▶ Work required: Identify the lines that contain the string "Candidates" and report only how many there are.

(Dataset records)
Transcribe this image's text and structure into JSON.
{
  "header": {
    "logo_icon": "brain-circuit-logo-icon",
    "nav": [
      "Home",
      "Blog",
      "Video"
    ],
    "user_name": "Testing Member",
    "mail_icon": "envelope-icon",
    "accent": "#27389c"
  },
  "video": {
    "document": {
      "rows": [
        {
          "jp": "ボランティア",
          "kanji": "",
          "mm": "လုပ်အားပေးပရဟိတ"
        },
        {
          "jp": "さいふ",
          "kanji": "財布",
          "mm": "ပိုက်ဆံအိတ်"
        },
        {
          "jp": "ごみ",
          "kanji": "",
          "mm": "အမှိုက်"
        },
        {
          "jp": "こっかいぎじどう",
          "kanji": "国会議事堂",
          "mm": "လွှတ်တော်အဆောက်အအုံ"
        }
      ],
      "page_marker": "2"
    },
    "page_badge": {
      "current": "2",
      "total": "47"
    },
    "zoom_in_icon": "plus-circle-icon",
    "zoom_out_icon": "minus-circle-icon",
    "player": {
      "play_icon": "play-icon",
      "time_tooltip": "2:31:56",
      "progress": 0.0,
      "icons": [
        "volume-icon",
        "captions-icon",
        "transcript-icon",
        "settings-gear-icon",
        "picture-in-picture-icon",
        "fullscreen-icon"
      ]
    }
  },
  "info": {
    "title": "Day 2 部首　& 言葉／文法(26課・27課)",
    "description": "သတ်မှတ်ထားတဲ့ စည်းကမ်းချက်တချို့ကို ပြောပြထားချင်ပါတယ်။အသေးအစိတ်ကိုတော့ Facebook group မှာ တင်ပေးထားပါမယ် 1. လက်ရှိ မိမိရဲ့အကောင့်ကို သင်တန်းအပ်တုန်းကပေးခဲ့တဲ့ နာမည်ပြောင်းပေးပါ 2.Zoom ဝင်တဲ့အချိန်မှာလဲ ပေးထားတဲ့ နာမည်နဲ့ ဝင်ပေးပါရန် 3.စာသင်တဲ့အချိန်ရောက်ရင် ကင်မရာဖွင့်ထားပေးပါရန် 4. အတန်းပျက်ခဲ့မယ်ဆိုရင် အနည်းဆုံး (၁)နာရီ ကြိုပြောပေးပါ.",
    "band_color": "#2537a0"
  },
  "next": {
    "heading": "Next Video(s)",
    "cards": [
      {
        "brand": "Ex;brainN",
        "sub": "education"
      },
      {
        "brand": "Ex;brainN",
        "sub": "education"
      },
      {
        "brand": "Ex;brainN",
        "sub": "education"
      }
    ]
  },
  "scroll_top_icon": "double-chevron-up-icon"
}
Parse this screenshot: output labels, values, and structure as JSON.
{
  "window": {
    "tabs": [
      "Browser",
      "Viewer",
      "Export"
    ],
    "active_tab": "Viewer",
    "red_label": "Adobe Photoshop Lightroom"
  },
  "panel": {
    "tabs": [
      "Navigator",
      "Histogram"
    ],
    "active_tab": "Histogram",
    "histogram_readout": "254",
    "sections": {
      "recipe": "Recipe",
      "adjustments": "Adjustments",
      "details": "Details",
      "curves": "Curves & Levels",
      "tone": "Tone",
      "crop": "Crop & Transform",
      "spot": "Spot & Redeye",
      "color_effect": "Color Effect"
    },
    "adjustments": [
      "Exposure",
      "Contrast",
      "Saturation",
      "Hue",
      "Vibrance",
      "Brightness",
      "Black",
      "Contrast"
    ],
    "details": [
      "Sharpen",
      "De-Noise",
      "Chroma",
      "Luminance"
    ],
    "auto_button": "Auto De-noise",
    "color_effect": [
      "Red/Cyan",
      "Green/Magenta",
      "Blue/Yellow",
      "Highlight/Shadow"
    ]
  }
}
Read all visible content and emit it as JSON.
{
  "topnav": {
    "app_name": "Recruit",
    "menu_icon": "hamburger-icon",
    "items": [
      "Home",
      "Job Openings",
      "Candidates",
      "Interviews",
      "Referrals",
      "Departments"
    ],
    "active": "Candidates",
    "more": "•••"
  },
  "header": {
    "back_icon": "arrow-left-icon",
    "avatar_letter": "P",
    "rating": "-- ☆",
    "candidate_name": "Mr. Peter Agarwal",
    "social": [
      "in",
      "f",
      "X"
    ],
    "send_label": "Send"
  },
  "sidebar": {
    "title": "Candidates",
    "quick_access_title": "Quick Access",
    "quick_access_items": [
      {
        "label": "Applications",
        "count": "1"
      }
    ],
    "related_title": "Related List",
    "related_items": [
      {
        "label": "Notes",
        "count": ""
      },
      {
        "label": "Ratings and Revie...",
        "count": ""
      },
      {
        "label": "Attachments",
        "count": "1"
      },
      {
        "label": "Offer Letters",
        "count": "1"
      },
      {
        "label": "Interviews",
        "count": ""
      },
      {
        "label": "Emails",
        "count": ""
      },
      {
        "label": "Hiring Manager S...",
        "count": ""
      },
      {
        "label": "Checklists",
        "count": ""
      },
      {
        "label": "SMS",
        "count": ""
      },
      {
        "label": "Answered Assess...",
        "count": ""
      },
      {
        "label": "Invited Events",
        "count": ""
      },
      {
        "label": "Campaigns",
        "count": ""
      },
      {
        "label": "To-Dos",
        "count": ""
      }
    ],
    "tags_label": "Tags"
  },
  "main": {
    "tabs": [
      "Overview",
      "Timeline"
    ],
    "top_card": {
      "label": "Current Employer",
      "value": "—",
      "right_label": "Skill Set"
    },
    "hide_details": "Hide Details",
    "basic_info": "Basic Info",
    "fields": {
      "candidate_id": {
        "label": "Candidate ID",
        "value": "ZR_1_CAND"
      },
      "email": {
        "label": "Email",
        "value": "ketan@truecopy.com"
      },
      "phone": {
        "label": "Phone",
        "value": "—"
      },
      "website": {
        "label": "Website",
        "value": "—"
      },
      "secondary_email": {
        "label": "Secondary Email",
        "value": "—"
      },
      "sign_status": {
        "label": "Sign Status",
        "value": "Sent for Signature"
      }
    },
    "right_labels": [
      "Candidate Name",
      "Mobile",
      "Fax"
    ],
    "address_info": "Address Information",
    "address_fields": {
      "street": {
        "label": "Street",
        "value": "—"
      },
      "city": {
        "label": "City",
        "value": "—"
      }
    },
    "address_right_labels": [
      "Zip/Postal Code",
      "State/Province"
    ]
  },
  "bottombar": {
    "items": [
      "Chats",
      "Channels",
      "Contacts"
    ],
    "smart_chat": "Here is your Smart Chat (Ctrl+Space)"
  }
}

▶ Written answer: 3